-------- EXCERPTED TEXT

The Iran Pakistan gas pipeline project will be completed at a cost of $7.5 billion.

Both sides look to a possible FTA to increase trading volumes

Published: Sun 14 Feb 2016, 11:00 PM

Updated: Tue 16 Feb 2016, 1:47 PM

  • By
  • M.Aftab (Analysis)

Pakistan is all set to export over a $1billion worth, or more, of everything ranging from textiles to rice, and thousands of tonnes of its world famous fragrant mangoes as sweeteners, the moment the nuclear-related sanctions are lifted from trading with Tehran, and on completion of the Iran-Pakistan gas pipeline.
Alongside boosting trade, the move will also help Pakistan beat the energy crisis, raise output and shore up dwindling exports, as the stalled and sanctions-hit Iran-Pakistan (IP) gas pipeline project gets completed. On the trade front, Commerce Minister Khurrum Dastgir, and the Iranians have completed, their formalities to push the mutual trade up.
In addition, Shahid Khaqan Abbasi, Minister for Petroleum & Natural resources, is waiting for a signal to fly out to Tehran to ensure the fast-track completion of the project. The inflow of gas from the project will be yet another bonanza for energy starved Pakistan, while Iran will benefit from billions of dollars in terms of gas sales.   
The eagerly awaited IP gas project was unveiled in Islamabad in mid-2008 by former Iranian President Mahmoud Ahmadinejad. He had, at that time, welcomed the proposal for the inclusion of China in the project. Construction stared in March 2013 in Iran by President Ahmadinejad, and was attended by the then Pakistani President Asif Ali Zardari.

----------------
-------- EXTRACTED MATERIAL

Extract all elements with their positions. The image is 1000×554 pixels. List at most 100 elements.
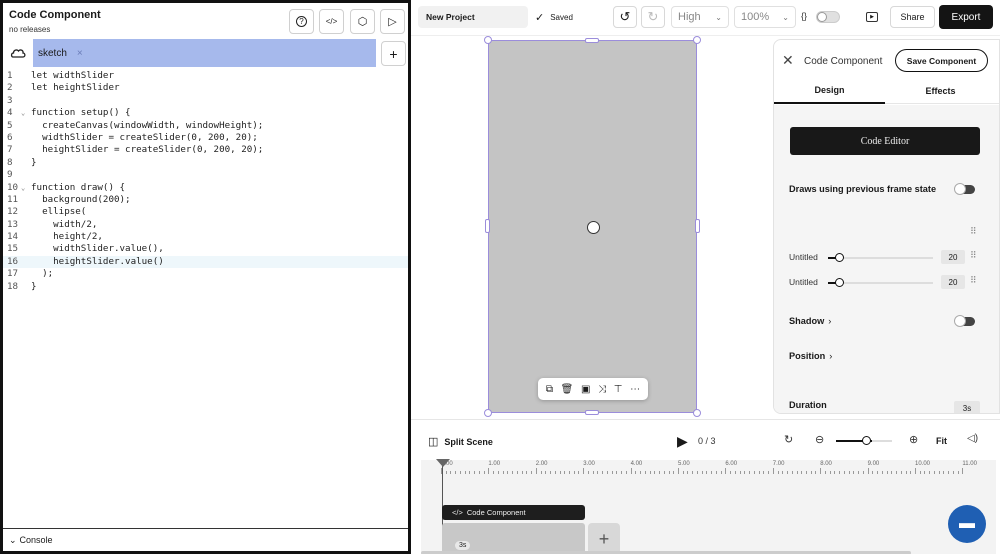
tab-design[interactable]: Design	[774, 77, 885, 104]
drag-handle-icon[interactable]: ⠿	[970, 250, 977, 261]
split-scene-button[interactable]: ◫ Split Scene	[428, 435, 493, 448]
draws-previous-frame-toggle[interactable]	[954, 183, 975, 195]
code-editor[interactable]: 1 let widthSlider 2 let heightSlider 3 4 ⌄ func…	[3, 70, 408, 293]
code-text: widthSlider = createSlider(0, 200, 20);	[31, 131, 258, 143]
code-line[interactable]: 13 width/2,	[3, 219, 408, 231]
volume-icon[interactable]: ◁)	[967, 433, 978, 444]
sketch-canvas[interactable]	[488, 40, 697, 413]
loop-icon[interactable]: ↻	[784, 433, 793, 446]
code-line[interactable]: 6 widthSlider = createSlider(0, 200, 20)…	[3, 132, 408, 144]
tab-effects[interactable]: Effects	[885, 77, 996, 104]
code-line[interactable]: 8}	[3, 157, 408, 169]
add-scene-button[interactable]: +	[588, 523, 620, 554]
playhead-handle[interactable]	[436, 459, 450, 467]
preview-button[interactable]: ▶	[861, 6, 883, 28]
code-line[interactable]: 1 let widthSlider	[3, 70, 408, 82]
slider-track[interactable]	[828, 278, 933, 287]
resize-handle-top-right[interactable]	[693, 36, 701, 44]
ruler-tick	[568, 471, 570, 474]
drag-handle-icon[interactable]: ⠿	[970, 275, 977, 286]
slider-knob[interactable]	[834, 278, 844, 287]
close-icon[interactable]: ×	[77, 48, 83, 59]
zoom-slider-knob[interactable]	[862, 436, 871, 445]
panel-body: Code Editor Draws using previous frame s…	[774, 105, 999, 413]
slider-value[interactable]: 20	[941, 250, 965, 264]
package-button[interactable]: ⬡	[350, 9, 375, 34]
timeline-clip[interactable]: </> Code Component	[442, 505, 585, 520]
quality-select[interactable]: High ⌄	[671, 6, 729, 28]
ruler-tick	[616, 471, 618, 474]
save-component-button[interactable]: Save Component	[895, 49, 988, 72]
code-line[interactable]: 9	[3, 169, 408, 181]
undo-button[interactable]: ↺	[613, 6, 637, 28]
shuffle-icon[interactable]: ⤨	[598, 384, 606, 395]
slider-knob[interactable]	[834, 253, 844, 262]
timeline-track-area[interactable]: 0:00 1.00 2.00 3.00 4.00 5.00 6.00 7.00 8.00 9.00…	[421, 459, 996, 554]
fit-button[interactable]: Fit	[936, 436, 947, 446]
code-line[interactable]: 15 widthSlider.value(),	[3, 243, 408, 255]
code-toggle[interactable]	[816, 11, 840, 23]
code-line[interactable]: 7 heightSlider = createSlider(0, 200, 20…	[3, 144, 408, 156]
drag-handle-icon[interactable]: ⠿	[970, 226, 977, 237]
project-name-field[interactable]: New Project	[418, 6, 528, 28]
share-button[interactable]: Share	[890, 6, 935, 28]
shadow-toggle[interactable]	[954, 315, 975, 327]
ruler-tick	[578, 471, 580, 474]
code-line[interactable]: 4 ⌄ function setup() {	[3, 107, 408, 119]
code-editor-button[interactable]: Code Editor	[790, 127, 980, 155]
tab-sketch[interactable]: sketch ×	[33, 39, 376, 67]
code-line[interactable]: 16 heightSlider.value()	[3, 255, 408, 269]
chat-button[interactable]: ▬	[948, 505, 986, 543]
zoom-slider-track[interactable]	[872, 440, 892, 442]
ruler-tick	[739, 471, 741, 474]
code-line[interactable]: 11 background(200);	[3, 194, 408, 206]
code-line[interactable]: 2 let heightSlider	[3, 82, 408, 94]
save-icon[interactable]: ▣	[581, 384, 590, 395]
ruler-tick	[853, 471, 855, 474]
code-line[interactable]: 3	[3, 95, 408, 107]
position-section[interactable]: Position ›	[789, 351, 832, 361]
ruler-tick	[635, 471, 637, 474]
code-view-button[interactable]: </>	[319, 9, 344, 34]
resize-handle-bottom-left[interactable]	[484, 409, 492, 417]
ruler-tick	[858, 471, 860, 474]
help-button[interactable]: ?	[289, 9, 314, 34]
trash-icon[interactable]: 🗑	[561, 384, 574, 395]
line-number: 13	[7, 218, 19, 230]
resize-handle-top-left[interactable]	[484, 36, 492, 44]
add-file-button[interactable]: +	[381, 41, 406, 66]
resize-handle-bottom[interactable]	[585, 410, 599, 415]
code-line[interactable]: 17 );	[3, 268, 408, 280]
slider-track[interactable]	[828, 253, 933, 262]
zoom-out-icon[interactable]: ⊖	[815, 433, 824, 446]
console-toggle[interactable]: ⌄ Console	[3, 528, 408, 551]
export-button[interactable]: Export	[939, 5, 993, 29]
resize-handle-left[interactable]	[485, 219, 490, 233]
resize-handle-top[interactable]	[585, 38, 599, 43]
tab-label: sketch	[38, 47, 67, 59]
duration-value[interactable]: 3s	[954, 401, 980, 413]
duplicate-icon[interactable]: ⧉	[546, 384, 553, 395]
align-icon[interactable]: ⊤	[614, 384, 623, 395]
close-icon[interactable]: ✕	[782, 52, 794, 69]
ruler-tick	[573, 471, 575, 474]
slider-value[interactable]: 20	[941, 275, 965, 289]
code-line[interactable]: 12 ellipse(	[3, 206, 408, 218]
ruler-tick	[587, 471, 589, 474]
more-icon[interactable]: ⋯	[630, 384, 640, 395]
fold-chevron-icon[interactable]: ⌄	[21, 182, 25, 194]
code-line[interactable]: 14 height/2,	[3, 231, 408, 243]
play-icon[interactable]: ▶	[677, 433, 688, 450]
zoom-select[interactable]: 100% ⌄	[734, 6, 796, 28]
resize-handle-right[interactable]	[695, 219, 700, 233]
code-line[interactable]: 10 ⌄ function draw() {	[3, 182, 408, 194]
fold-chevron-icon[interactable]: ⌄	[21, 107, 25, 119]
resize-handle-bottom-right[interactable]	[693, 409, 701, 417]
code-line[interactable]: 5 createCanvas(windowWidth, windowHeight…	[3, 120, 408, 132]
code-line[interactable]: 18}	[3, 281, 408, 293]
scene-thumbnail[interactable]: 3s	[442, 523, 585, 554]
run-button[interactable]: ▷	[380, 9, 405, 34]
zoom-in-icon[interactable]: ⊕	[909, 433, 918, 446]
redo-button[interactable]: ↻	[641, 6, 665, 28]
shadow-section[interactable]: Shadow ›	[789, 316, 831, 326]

----------------
-------- EXTRACTED MATERIAL

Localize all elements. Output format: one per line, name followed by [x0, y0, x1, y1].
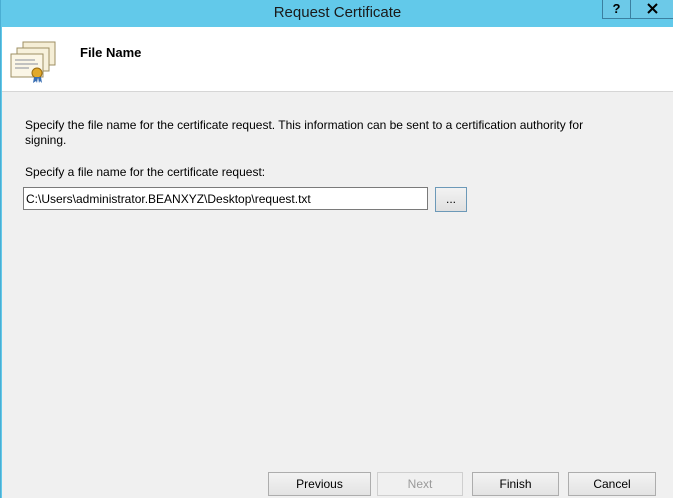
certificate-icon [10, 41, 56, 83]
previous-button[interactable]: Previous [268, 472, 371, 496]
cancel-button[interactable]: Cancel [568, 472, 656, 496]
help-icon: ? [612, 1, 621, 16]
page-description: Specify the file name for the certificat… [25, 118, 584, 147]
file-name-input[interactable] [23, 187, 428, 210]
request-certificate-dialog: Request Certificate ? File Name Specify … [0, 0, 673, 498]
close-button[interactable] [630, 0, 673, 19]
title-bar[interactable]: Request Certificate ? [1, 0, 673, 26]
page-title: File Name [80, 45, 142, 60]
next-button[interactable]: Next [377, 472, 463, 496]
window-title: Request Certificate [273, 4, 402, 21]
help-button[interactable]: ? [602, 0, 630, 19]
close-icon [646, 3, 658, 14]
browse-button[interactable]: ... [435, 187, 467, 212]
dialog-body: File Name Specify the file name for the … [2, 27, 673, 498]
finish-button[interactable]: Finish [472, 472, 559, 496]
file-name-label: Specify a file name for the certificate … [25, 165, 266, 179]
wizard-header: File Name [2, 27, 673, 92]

----------------

Reproduce the Iran-Pakistan gas pipeline article word for word, from its first line to its last.

The Iran Pakistan gas pipeline project will be completed at a cost of $7.5 billion.

Both sides look to a possible FTA to increase trading volumes

Published: Sun 14 Feb 2016, 11:00 PM

Updated: Tue 16 Feb 2016, 1:47 PM

  • By
  • M.Aftab (Analysis)

Pakistan is all set to export over a $1billion worth, or more, of everything ranging from textiles to rice, and thousands of tonnes of its world famous fragrant mangoes as sweeteners, the moment the nuclear-related sanctions are lifted from trading with Tehran, and on completion of the Iran-Pakistan gas pipeline.
Alongside boosting trade, the move will also help Pakistan beat the energy crisis, raise output and shore up dwindling exports, as the stalled and sanctions-hit Iran-Pakistan (IP) gas pipeline project gets completed. On the trade front, Commerce Minister Khurrum Dastgir, and the Iranians have completed, their formalities to push the mutual trade up.
In addition, Shahid Khaqan Abbasi, Minister for Petroleum & Natural resources, is waiting for a signal to fly out to Tehran to ensure the fast-track completion of the project. The inflow of gas from the project will be yet another bonanza for energy starved Pakistan, while Iran will benefit from billions of dollars in terms of gas sales.   
The eagerly awaited IP gas project was unveiled in Islamabad in mid-2008 by former Iranian President Mahmoud Ahmadinejad. He had, at that time, welcomed the proposal for the inclusion of China in the project. Construction stared in March 2013 in Iran by President Ahmadinejad, and was attended by the then Pakistani President Asif Ali Zardari.